— BEGIN PASSAGE GIVEN —

EMERGENCY FORAGE PLANTINGS

 

Paul Peterson*,

Marcia Endres, Doug Holen, Craig Sheaffer, Vince Crary,

Doug Swanson, Joshua Larson, and Jim Halgerson

University of Minnesota

 

Perennial forage crops are the foundation of ruminant livestock feeding programs in the North Central USA.  Unfortunately, because of the harshness of the region’s climate, perennial forage crops, and particularly alfalfa, occasionally winterkill, leaving the producer faced with an immediate loss in supply of high quality forage. 

 

This is a reality we may face this winter (2002-2003) as many alfalfa fields in Minnesota were water-saturated going into winter, and we’ve had essentially no snow cover combined with some very cold temperatures thusfar.  Concerns about autotoxicity limit the producer’s ability to replant alfalfa in winterkilled alfalfa fields.  And even if the producer risks attempting to re-seed alfalfa after alfalfa, seeding year productivity always falls far short of an established stand’s productivity.

 

In other years, excess spring moisture does not allow producers to seed perennial forages during the window of time that typically ensures the greatest likelihood of establishment success. The producer is thus faced with a forage supply shortage and will generally need to plant an annual forage crop to fill the gap.

 

The 2001 growing season in Minnesota provided a prime example of the latter situation, and many producers were seeking information on what to plant for emergency forage in June and even July.  While some information exists on yield and feeding value of various annual crop alternatives, there is no comprehensive comparative information, particularly at the late planting dates.  Proper selection and management of the emergency forage can be a key to the farm’s short- and long-term profitability and sustainability. 

 

Emergency Forage Trial in Minnesota – Preliminary 2002 Results

 

In 2002, we conducted an emergency forage trial at two locations in Minnesota: one on a dairy farm near Pelican Rapids, MN (Ottertail County, west central MN), and the other at the University of Minnesota’s UMore Park in Rosemount, MN (Dakota County, near the Twin Cities).  The Ottertail County farm location was used to represent northern Minnesota, and the Dakota County research station represents southern Minnesota.  Alfalfa plus 16 different annual crops with forage potential were seeded in replicated plots at each location in spring/summer 2002, and they will be planted again in 2003.  The trial will also be planted in Wisconsin and Michigan in 2003.  The crop species are listed in Tables 1 and 2.

— END PASSAGE GIVEN —

■ REQUESTS:
[a] Translate this sentence from the passage on emergency forage plantings into Spanish: "The Ottertail County farm location was used to represent northern Minnesota, and the Dakota County research station represents southern Minnesota."
[b] Carry on the passage on emergency forage plantings, starting after its final sentence.

— BEGIN SUPPLIED MATERIAL —

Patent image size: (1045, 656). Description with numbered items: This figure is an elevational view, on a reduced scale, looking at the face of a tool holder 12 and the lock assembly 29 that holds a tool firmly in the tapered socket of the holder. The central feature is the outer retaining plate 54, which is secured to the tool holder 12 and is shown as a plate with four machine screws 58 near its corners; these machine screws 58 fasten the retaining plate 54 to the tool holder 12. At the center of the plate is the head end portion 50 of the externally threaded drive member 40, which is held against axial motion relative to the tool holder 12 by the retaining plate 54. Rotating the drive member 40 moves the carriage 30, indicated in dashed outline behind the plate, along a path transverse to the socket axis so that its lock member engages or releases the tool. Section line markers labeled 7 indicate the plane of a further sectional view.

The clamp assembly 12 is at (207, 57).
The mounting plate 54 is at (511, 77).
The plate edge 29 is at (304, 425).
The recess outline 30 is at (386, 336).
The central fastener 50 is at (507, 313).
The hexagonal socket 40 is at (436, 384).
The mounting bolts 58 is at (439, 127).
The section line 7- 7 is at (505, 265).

— END SUPPLIED MATERIAL —

■ SOLVED PROBLEMS:
[a] La ubicación de la granja del condado de Ottertail se utilizó para representar el norte de Minnesota, y la estación de investigación del condado de Dakota representa el sur de Minnesota.

[b]
Replicated plots were seeded at both locations.  Three planting dates were evaluated.  The early, mid, and late seeding dates at Rosemount were May 15, June 10, and June 28, respectively.  Corresponding planting dates at Pelican Rapids were May 21, June 17, and July 3.  Corn and brown midrib (BMR) forage sorghum plots were seeded 1-1.5 inches deep in four 30” rows with a single row planter at Pelican Rapids and with a 4-row corn planter at Rosemount.  All other entries were seeded in ten 6” rows to a ¼ to 1” depth depending on seed size.  Plots including legumes were inoculated with the proper Rhizobium species.  Fertility was not limiting at either location.  Dairy manure was incorporated prior to planting at Pelican Rapids so soil test P and K levels were very high.  P and K levels at Rosemount were high.  All warm-season grasses (corn, BMR sorghum, sudan, millets) received 75 lb N/ac within 10 days after planting, and those grass entries with multiple harvests received an additional 50 lb N/ac after each cutting (except the final cutting).  Thus, entries with 3 harvests received 175 lb N/ac during the season.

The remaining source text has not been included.